[Collected data entries]
□ □ □ □
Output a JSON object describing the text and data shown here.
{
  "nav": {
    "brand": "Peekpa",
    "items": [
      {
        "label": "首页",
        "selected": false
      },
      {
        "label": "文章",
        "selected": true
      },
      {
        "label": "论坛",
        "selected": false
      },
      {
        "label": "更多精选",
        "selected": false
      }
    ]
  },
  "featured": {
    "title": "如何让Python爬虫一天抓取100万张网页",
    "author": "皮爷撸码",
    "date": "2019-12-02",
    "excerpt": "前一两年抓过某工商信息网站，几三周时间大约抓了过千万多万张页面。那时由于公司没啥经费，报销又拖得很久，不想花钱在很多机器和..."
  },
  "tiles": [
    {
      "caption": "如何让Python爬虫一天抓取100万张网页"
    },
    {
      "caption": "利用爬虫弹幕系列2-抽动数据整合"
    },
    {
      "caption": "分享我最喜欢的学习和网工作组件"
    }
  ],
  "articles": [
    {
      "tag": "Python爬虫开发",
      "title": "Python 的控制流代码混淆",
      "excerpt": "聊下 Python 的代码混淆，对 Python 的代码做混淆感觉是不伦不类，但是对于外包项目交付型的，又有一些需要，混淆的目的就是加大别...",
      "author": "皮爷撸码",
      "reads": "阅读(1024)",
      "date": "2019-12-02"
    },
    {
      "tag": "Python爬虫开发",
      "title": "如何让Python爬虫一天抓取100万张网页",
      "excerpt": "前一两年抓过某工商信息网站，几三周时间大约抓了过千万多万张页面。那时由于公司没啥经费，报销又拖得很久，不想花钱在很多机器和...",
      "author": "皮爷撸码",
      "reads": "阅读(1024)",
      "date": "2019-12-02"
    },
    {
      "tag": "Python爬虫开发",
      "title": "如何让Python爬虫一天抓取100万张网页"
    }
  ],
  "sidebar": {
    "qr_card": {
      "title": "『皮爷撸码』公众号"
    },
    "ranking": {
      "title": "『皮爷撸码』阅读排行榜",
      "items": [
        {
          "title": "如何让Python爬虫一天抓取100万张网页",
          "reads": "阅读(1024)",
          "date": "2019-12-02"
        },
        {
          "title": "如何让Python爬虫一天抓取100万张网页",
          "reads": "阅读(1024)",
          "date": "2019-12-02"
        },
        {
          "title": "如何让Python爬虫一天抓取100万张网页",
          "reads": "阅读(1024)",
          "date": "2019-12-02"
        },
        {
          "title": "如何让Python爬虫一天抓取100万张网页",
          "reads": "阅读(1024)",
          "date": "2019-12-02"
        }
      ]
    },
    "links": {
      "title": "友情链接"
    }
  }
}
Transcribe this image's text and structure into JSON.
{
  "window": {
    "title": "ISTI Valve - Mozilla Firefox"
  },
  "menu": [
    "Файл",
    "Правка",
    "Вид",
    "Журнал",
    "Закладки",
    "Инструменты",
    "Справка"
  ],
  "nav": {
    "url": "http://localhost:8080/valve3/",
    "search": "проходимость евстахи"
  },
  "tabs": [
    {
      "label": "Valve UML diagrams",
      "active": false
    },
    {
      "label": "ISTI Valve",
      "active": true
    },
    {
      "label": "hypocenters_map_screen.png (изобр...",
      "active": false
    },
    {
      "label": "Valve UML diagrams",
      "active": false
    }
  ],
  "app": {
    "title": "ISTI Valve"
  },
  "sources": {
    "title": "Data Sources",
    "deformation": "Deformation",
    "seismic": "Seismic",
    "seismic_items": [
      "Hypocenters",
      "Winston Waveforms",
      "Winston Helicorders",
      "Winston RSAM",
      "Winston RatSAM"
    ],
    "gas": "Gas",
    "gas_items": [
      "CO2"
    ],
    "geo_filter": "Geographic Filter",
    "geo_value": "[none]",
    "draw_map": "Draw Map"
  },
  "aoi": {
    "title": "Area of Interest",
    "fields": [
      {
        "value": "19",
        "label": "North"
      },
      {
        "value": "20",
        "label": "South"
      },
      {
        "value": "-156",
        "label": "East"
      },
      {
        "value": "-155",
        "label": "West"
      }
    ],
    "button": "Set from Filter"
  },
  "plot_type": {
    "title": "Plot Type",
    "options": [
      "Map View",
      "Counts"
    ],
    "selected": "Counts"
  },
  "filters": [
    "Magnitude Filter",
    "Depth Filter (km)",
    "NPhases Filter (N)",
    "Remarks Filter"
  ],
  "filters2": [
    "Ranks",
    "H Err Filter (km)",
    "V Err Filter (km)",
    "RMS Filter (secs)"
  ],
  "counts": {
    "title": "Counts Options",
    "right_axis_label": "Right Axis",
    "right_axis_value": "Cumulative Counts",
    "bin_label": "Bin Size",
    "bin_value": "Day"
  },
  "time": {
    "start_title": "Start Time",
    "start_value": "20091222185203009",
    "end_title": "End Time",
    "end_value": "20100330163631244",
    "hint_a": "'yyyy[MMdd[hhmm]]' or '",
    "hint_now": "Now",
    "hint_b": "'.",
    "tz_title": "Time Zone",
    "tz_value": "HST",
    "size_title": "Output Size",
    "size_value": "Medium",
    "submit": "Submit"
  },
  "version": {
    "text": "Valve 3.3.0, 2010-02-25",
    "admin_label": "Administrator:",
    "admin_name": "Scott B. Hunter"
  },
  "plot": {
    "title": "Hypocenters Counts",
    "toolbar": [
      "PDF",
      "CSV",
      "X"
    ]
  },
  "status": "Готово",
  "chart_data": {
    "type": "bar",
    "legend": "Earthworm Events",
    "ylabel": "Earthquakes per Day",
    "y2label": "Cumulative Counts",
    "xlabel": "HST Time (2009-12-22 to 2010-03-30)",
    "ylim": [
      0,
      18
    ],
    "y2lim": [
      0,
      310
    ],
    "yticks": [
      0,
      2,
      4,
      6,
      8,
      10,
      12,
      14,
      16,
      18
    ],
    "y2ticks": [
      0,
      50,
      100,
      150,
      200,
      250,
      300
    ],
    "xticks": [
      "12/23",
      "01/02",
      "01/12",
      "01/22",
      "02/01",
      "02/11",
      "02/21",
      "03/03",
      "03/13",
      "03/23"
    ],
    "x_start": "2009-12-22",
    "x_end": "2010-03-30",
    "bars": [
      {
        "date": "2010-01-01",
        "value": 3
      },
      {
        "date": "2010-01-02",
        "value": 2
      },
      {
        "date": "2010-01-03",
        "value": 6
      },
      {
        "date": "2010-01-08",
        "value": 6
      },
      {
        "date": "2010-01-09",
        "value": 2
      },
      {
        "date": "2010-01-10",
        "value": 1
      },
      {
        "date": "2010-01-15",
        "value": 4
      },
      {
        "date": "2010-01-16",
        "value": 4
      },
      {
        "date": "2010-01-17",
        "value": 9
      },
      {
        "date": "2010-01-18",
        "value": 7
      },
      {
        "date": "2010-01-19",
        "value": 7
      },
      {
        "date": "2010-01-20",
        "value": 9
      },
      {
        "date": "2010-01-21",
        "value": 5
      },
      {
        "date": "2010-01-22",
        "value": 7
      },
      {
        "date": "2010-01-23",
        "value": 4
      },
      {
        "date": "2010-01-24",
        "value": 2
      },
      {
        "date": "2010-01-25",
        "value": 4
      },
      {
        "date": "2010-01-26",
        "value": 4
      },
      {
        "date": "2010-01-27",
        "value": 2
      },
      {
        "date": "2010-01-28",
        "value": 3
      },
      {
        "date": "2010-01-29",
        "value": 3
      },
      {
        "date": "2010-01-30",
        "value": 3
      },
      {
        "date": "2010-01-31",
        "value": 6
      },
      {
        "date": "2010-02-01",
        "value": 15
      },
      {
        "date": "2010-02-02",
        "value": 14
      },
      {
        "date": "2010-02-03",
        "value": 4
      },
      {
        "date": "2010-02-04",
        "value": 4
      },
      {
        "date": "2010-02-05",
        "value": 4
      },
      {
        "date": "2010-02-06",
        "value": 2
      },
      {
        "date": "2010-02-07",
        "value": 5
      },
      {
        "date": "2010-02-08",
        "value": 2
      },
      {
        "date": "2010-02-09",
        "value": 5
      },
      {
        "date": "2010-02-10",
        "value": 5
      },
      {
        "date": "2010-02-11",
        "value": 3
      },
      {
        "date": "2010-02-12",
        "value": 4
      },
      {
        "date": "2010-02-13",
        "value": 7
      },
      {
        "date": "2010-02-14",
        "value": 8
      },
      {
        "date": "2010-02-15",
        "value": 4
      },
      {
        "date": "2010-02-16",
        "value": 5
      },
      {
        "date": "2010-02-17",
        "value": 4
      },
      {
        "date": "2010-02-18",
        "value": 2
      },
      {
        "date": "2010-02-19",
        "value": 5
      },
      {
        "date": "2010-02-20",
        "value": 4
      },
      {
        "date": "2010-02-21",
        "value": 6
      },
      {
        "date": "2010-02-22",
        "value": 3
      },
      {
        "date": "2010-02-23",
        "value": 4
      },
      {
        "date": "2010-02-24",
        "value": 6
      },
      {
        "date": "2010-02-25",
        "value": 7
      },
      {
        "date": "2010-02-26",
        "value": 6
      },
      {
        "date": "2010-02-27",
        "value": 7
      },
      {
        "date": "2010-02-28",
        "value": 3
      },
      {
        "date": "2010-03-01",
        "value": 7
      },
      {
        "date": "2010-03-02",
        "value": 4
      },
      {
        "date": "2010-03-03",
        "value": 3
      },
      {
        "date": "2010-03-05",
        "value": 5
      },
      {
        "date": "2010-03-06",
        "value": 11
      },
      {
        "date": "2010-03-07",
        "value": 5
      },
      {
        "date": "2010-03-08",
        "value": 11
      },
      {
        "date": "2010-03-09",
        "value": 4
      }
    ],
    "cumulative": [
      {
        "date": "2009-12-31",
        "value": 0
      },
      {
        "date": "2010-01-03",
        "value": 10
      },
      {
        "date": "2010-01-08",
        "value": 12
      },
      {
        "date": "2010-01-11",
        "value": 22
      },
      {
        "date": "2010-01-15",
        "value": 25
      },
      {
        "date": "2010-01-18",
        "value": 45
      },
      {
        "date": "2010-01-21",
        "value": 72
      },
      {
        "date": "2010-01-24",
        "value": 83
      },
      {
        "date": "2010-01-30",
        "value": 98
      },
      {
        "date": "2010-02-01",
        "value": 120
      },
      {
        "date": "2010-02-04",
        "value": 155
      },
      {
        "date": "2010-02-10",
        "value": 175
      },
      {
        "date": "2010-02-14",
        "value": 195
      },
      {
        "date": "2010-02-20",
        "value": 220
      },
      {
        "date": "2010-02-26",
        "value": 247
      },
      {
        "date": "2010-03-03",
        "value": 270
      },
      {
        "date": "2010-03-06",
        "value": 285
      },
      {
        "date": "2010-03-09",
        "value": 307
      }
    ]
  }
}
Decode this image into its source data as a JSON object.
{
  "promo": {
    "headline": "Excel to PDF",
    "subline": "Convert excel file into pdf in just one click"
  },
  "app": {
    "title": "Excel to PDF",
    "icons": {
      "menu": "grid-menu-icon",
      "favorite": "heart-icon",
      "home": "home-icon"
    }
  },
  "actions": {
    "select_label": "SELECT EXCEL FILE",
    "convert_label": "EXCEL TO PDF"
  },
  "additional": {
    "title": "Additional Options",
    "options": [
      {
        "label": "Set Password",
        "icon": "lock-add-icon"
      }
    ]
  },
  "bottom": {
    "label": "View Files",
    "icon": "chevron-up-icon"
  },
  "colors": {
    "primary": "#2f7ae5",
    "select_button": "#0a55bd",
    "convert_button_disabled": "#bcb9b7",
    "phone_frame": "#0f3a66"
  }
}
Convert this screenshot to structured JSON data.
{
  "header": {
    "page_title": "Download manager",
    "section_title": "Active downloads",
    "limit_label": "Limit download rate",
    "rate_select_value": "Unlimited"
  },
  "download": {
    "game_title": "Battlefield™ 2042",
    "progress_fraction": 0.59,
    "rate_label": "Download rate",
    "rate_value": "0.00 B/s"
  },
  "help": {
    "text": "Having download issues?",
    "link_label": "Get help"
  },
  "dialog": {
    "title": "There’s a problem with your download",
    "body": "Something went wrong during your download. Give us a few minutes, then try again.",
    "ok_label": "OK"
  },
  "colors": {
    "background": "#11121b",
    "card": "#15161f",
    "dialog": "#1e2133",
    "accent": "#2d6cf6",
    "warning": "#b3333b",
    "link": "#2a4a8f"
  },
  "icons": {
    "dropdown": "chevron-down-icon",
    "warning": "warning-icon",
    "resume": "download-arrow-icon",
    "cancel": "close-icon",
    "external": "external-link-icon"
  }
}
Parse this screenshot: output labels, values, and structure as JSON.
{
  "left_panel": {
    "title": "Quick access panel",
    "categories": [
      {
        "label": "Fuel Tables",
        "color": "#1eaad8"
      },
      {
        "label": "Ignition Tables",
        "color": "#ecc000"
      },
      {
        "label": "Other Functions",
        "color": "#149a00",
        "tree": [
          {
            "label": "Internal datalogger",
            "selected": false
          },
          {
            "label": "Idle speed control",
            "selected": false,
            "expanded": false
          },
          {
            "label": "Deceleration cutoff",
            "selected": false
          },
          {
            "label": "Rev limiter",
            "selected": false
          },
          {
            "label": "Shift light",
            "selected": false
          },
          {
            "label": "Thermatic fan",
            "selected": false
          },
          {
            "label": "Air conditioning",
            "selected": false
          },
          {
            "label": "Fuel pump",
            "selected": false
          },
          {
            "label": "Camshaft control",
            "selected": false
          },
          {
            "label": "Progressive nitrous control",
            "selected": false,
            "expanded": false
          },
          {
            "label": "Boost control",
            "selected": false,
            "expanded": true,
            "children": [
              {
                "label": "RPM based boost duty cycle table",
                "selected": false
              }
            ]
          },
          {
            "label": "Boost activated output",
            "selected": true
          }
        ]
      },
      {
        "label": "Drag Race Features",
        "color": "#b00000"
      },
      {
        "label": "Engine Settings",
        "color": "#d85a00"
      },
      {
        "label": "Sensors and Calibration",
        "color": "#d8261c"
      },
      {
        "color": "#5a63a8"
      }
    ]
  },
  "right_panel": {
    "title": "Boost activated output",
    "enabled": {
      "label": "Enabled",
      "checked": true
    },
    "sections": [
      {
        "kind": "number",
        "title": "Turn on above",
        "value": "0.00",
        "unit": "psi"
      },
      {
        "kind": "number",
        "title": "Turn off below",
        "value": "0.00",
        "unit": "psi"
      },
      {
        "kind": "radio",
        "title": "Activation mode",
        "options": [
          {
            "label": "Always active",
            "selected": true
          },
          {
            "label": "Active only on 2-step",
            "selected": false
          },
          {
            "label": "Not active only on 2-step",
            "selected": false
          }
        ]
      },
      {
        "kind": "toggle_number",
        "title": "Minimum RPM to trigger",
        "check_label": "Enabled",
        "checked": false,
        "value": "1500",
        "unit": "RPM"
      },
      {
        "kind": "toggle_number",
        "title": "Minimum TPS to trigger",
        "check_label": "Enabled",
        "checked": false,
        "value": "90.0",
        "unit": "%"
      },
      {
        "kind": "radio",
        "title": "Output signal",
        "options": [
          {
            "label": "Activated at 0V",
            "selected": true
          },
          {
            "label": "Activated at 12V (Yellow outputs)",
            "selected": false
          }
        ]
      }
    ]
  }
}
□ □ □ □
PROBLEM REQUIREMENTS:
Extract, from the listing above, every line where the string "前一两年抓过某工商信息网站" occurs.

OUTPUT BELOW:
    "excerpt": "前一两年抓过某工商信息网站，几三周时间大约抓了过千万多万张页面。那时由于公司没啥经费，报销又拖得很久，不想花钱在很多机器和..."
      "excerpt": "前一两年抓过某工商信息网站，几三周时间大约抓了过千万多万张页面。那时由于公司没啥经费，报销又拖得很久，不想花钱在很多机器和...",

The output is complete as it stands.